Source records
■ ■ ■ ■ ■ ■ ■

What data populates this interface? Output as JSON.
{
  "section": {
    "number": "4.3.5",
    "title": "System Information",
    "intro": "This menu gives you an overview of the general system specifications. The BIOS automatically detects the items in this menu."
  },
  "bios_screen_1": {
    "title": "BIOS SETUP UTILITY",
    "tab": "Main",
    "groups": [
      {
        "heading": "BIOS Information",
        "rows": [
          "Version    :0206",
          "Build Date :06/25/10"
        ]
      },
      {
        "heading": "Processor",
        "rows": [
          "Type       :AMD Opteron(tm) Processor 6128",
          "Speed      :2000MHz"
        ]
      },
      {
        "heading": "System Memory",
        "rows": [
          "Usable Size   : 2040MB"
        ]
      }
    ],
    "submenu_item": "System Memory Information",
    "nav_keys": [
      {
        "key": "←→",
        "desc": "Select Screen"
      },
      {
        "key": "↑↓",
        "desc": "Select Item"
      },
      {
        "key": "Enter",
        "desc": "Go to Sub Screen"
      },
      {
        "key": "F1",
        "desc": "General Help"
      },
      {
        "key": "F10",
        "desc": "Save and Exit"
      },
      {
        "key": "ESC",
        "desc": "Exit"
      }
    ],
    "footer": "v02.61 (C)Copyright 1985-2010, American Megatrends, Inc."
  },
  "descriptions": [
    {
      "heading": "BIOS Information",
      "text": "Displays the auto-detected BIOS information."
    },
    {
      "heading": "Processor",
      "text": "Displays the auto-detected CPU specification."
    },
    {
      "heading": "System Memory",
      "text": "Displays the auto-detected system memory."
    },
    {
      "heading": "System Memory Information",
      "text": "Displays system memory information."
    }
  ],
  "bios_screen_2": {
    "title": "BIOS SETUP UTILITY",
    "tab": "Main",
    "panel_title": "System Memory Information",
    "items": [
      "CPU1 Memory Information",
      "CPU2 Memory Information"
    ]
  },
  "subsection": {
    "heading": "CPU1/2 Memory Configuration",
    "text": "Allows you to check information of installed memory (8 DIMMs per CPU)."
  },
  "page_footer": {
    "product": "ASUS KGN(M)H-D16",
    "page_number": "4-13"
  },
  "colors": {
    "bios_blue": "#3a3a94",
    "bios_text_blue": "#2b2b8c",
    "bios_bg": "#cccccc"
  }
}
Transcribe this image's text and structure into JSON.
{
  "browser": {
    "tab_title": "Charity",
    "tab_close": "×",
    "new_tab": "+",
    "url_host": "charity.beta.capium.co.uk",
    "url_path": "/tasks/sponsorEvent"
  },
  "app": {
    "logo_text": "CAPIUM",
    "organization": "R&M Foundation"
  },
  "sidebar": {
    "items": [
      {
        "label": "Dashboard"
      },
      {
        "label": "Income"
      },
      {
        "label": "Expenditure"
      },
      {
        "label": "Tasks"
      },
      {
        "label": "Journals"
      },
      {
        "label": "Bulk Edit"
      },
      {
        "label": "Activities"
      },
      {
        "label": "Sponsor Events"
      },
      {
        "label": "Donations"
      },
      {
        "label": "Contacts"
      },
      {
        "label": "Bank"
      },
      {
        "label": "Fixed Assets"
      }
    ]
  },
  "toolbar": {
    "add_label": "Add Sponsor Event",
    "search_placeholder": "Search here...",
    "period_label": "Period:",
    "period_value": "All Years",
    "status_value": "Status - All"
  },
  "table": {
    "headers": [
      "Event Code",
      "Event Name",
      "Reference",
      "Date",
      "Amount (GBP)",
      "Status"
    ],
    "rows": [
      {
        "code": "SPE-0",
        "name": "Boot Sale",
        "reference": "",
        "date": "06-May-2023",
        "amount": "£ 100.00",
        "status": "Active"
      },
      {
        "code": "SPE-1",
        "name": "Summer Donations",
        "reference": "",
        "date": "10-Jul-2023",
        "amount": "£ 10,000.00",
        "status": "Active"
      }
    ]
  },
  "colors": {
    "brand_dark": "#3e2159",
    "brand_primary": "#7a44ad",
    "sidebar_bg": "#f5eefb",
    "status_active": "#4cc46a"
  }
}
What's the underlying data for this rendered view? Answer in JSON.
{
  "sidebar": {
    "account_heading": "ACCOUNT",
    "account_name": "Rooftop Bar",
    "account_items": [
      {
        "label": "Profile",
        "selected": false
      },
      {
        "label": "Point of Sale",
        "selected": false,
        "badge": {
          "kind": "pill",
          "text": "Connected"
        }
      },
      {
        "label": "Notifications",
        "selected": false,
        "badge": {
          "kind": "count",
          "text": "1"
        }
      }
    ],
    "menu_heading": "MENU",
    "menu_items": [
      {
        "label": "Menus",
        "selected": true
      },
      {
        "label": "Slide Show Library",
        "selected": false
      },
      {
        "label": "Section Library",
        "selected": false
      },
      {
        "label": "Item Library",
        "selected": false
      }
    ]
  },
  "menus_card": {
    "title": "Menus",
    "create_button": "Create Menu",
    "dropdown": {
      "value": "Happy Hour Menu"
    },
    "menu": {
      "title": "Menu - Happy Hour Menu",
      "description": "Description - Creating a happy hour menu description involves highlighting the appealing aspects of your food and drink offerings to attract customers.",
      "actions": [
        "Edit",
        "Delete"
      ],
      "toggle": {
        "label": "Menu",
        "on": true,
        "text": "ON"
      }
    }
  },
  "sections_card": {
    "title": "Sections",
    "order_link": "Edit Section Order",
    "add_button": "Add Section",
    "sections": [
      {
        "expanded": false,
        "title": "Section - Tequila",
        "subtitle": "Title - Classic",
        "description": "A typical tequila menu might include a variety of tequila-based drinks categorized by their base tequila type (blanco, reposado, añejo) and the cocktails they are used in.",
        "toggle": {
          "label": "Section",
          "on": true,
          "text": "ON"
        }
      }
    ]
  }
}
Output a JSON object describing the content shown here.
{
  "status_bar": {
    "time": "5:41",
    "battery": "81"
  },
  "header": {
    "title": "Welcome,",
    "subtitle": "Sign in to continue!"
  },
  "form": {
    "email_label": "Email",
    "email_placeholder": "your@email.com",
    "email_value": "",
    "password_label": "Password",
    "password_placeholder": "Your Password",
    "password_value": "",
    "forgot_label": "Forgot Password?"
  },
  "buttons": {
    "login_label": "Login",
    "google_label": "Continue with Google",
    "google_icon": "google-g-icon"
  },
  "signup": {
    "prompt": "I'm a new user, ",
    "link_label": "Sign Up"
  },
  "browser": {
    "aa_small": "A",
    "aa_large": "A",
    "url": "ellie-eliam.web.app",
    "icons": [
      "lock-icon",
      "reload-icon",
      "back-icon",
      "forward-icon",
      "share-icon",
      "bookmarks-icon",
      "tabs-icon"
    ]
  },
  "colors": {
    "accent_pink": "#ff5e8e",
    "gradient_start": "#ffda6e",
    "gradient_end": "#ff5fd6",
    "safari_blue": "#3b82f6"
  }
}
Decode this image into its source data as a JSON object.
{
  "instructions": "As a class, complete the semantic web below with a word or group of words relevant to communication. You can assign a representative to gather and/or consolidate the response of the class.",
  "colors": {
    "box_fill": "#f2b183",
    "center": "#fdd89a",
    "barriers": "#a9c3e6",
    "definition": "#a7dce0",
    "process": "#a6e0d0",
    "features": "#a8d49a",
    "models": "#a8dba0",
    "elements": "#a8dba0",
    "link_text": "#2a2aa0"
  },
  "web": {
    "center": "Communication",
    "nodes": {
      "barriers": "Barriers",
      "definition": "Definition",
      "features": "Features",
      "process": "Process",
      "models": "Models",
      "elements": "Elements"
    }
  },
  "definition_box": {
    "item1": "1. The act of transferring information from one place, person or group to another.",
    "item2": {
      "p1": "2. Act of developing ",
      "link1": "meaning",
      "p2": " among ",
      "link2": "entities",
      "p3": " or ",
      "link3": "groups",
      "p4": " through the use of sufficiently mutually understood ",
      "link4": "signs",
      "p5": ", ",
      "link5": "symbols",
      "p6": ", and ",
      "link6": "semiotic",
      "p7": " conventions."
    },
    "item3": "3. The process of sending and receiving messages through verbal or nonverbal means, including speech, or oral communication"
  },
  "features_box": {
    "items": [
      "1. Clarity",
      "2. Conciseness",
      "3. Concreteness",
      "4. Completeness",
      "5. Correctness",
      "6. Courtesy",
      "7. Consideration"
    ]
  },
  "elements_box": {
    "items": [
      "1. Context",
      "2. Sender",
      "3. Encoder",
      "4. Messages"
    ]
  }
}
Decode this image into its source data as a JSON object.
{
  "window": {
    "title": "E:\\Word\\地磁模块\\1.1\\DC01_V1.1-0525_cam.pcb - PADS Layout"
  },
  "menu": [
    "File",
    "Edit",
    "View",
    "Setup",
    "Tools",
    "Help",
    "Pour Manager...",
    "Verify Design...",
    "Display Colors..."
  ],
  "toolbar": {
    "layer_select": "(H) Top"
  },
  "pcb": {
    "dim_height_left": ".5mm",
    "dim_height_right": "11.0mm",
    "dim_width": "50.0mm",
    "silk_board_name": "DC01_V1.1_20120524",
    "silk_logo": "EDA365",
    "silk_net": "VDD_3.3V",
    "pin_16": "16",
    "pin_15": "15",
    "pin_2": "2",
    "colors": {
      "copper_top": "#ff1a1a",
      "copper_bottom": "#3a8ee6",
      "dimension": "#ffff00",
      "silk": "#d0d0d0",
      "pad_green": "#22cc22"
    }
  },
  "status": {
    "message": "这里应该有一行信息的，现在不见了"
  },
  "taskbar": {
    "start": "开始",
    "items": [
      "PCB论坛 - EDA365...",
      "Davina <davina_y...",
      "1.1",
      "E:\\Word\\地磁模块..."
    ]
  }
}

■ ■ ■ ■ ■ ■ ■

TASK INSTRUCTIONS:
Extract from the data every line where "with" shows up.

EXERCISE OUTPUT:
    "google_label": "Continue with Google",
  "instructions": "As a class, complete the semantic web below with a word or group of words relevant to communication. You can assign a representative to gather and/or consolidate the response of the class.",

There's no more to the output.